WRITTEN INSTRUCTION: Write out every entry precisely as given, leaving the pictures out.

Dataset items
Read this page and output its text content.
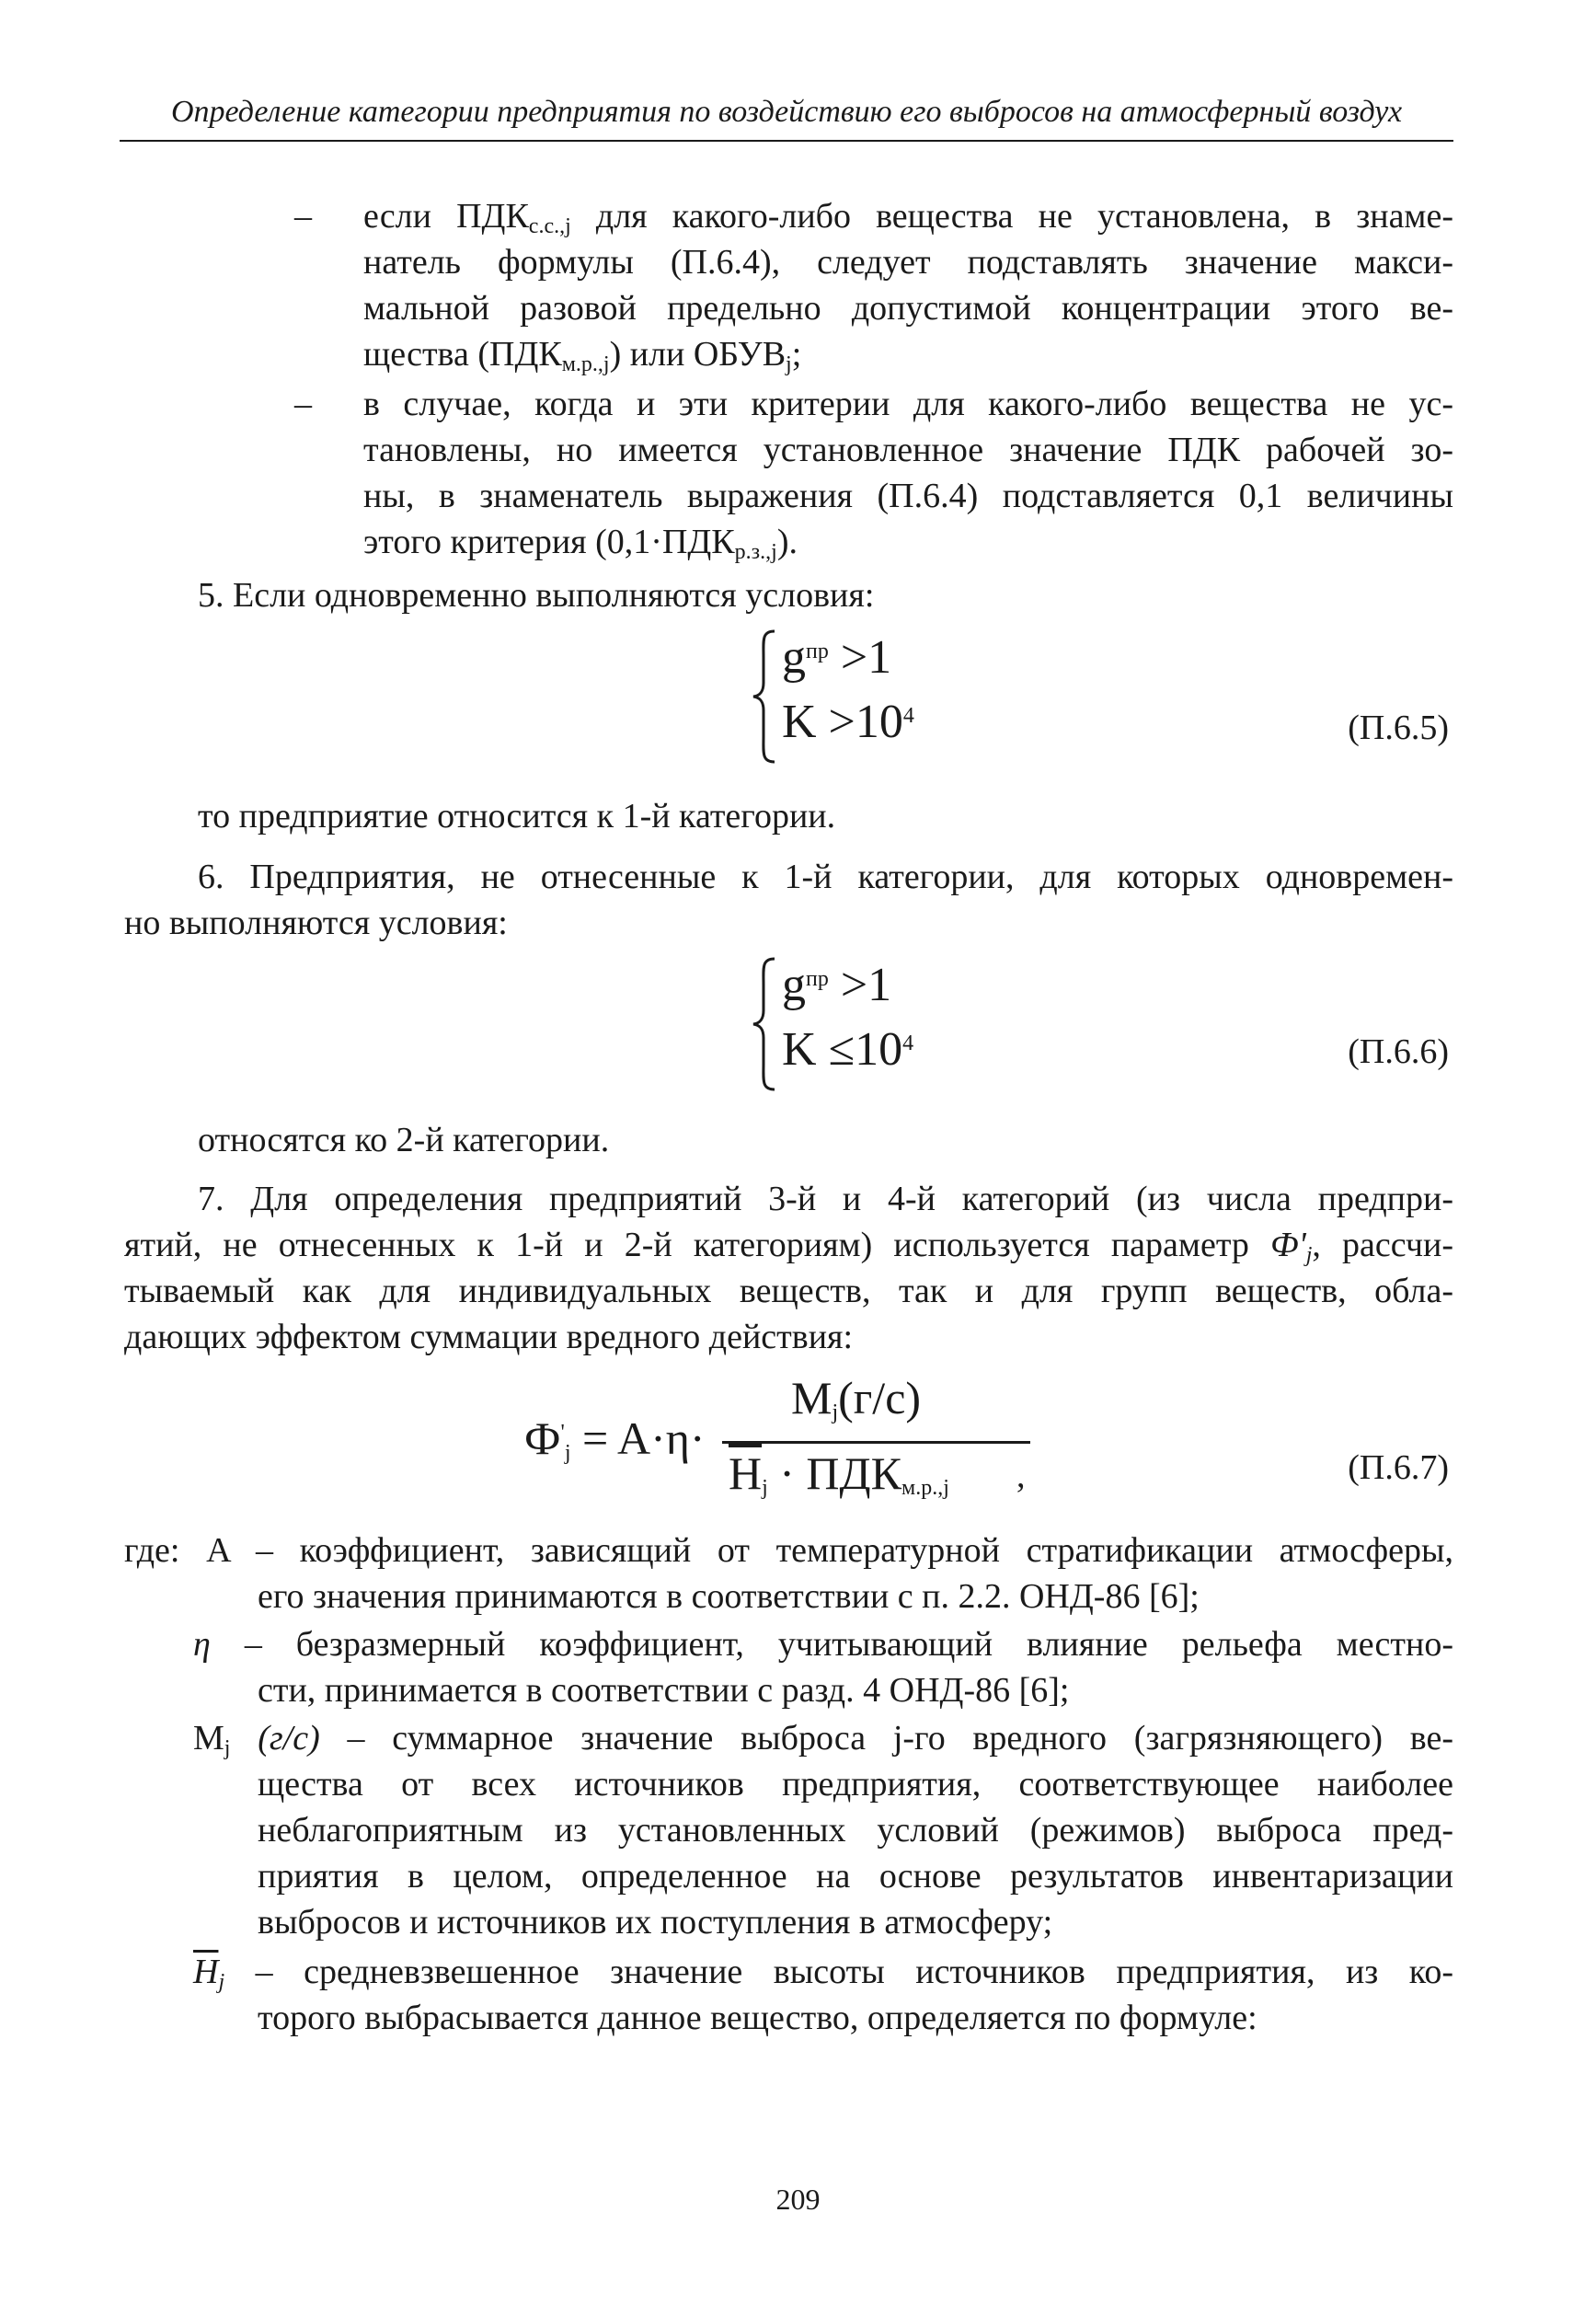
Определение категории предприятия по воздействию его выбросов на атмосферный воздух
– если $ПДК_{с.с.,j}$ для какого-либо вещества не установлена, в знаме-
натель формулы (П.6.4), следует подставлять значение макси-
мальной разовой предельно допустимой концентрации этого ве-
щества $(ПДК_{м.р.,j})$ или $ОБУВ_j$;
– в случае, когда и эти критерии для какого-либо вещества не ус-
тановлены, но имеется установленное значение ПДК рабочей зо-
ны, в знаменатель выражения (П.6.4) подставляется 0,1 величины
этого критерия $(0,1\cdot ПДК_{р.з.,j})$.
5. Если одновременно выполняются условия:
$g^{пр} >1$
$K >10^4$	(П.6.5)
то предприятие относится к 1-й категории.
6. Предприятия, не отнесенные к 1-й категории, для которых одновремен-
но выполняются условия:
$g^{пр} >1$
$K \le 10^4$	(П.6.6)
относятся ко 2-й категории.
7. Для определения предприятий 3-й и 4-й категорий (из числа предпри-
ятий, не отнесенных к 1-й и 2-й категориям) используется параметр $Ф'_j$, рассчи-
тываемый как для индивидуальных веществ, так и для групп веществ, обла-
дающих эффектом суммации вредного действия:
$Ф'_j = A\cdot\eta\cdot$
$M_j(г/с)$
$\overline{H}_j \cdot ПДК_{м.р.,j}$ ,	(П.6.7)
где: A – коэффициент, зависящий от температурной стратификации атмосферы,
его значения принимаются в соответствии с п. 2.2. ОНД-86 [6];
η – безразмерный коэффициент, учитывающий влияние рельефа местно-
сти, принимается в соответствии с разд. 4 ОНД-86 [6];
$M_j$ (г/с) – суммарное значение выброса j-го вредного (загрязняющего) ве-
щества от всех источников предприятия, соответствующее наиболее
неблагоприятным из установленных условий (режимов) выброса пред-
приятия в целом, определенное на основе результатов инвентаризации
выбросов и источников их поступления в атмосферу;
$\overline{H}_j$ – средневзвешенное значение высоты источников предприятия, из ко-
торого выбрасывается данное вещество, определяется по формуле:
209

FINAL RESULT:
Read this page and output its text content.
Определение категории предприятия по воздействию его выбросов на атмосферный воздух
– если $ПДК_{с.с.,j}$ для какого-либо вещества не установлена, в знаме-
натель формулы (П.6.4), следует подставлять значение макси-
мальной разовой предельно допустимой концентрации этого ве-
щества $(ПДК_{м.р.,j})$ или $ОБУВ_j$;
– в случае, когда и эти критерии для какого-либо вещества не ус-
тановлены, но имеется установленное значение ПДК рабочей зо-
ны, в знаменатель выражения (П.6.4) подставляется 0,1 величины
этого критерия $(0,1\cdot ПДК_{р.з.,j})$.
5. Если одновременно выполняются условия:
$g^{пр} >1$
$K >10^4$	(П.6.5)
то предприятие относится к 1-й категории.
6. Предприятия, не отнесенные к 1-й категории, для которых одновремен-
но выполняются условия:
$g^{пр} >1$
$K \le 10^4$	(П.6.6)
относятся ко 2-й категории.
7. Для определения предприятий 3-й и 4-й категорий (из числа предпри-
ятий, не отнесенных к 1-й и 2-й категориям) используется параметр $Ф'_j$, рассчи-
тываемый как для индивидуальных веществ, так и для групп веществ, обла-
дающих эффектом суммации вредного действия:
$Ф'_j = A\cdot\eta\cdot$
$M_j(г/с)$
$\overline{H}_j \cdot ПДК_{м.р.,j}$ ,	(П.6.7)
где: A – коэффициент, зависящий от температурной стратификации атмосферы,
его значения принимаются в соответствии с п. 2.2. ОНД-86 [6];
η – безразмерный коэффициент, учитывающий влияние рельефа местно-
сти, принимается в соответствии с разд. 4 ОНД-86 [6];
$M_j$ (г/с) – суммарное значение выброса j-го вредного (загрязняющего) ве-
щества от всех источников предприятия, соответствующее наиболее
неблагоприятным из установленных условий (режимов) выброса пред-
приятия в целом, определенное на основе результатов инвентаризации
выбросов и источников их поступления в атмосферу;
$\overline{H}_j$ – средневзвешенное значение высоты источников предприятия, из ко-
торого выбрасывается данное вещество, определяется по формуле:
209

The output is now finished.